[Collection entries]
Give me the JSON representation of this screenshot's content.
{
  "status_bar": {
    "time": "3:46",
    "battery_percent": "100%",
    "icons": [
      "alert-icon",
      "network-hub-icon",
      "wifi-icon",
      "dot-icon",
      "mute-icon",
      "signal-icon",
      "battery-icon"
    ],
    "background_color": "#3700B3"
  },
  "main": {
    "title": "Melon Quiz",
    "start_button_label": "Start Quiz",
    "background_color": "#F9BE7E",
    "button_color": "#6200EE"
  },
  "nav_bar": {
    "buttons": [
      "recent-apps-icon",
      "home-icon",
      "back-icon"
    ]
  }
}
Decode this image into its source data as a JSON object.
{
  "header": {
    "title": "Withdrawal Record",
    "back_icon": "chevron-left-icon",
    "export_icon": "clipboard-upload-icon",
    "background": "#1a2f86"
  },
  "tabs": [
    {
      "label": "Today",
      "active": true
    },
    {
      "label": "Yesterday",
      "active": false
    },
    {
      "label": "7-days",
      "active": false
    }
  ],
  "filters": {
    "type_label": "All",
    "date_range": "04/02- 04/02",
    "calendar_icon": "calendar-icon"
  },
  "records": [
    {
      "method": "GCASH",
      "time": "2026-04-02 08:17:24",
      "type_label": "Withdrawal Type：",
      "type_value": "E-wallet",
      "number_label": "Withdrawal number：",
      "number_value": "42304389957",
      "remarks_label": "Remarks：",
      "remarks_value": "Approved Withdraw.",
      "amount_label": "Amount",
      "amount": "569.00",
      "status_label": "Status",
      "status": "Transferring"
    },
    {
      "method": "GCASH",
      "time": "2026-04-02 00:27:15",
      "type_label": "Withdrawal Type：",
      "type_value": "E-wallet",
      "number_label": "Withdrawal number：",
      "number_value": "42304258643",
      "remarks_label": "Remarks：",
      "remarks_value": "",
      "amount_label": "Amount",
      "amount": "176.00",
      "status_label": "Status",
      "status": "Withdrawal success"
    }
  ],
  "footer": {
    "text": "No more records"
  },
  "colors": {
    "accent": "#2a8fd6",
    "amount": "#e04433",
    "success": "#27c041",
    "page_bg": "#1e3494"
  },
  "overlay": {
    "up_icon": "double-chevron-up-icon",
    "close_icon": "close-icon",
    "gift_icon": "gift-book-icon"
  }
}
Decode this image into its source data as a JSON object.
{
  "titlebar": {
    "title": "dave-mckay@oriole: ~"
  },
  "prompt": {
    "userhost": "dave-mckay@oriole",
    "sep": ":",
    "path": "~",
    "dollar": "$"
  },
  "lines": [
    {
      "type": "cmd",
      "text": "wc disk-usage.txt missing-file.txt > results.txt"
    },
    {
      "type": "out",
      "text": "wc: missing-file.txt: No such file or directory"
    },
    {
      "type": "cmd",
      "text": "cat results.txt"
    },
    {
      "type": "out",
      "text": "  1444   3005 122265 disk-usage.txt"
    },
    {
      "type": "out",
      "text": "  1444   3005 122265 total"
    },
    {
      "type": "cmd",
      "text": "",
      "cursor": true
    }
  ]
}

▶ [STATED GOAL] Output the listing above exactly as it appears.

▶ [CORRECT RESPONSE]
Give me the JSON representation of this screenshot's content.
{
  "status_bar": {
    "time": "3:46",
    "battery_percent": "100%",
    "icons": [
      "alert-icon",
      "network-hub-icon",
      "wifi-icon",
      "dot-icon",
      "mute-icon",
      "signal-icon",
      "battery-icon"
    ],
    "background_color": "#3700B3"
  },
  "main": {
    "title": "Melon Quiz",
    "start_button_label": "Start Quiz",
    "background_color": "#F9BE7E",
    "button_color": "#6200EE"
  },
  "nav_bar": {
    "buttons": [
      "recent-apps-icon",
      "home-icon",
      "back-icon"
    ]
  }
}
Decode this image into its source data as a JSON object.
{
  "header": {
    "title": "Withdrawal Record",
    "back_icon": "chevron-left-icon",
    "export_icon": "clipboard-upload-icon",
    "background": "#1a2f86"
  },
  "tabs": [
    {
      "label": "Today",
      "active": true
    },
    {
      "label": "Yesterday",
      "active": false
    },
    {
      "label": "7-days",
      "active": false
    }
  ],
  "filters": {
    "type_label": "All",
    "date_range": "04/02- 04/02",
    "calendar_icon": "calendar-icon"
  },
  "records": [
    {
      "method": "GCASH",
      "time": "2026-04-02 08:17:24",
      "type_label": "Withdrawal Type：",
      "type_value": "E-wallet",
      "number_label": "Withdrawal number：",
      "number_value": "42304389957",
      "remarks_label": "Remarks：",
      "remarks_value": "Approved Withdraw.",
      "amount_label": "Amount",
      "amount": "569.00",
      "status_label": "Status",
      "status": "Transferring"
    },
    {
      "method": "GCASH",
      "time": "2026-04-02 00:27:15",
      "type_label": "Withdrawal Type：",
      "type_value": "E-wallet",
      "number_label": "Withdrawal number：",
      "number_value": "42304258643",
      "remarks_label": "Remarks：",
      "remarks_value": "",
      "amount_label": "Amount",
      "amount": "176.00",
      "status_label": "Status",
      "status": "Withdrawal success"
    }
  ],
  "footer": {
    "text": "No more records"
  },
  "colors": {
    "accent": "#2a8fd6",
    "amount": "#e04433",
    "success": "#27c041",
    "page_bg": "#1e3494"
  },
  "overlay": {
    "up_icon": "double-chevron-up-icon",
    "close_icon": "close-icon",
    "gift_icon": "gift-book-icon"
  }
}
Decode this image into its source data as a JSON object.
{
  "titlebar": {
    "title": "dave-mckay@oriole: ~"
  },
  "prompt": {
    "userhost": "dave-mckay@oriole",
    "sep": ":",
    "path": "~",
    "dollar": "$"
  },
  "lines": [
    {
      "type": "cmd",
      "text": "wc disk-usage.txt missing-file.txt > results.txt"
    },
    {
      "type": "out",
      "text": "wc: missing-file.txt: No such file or directory"
    },
    {
      "type": "cmd",
      "text": "cat results.txt"
    },
    {
      "type": "out",
      "text": "  1444   3005 122265 disk-usage.txt"
    },
    {
      "type": "out",
      "text": "  1444   3005 122265 total"
    },
    {
      "type": "cmd",
      "text": "",
      "cursor": true
    }
  ]
}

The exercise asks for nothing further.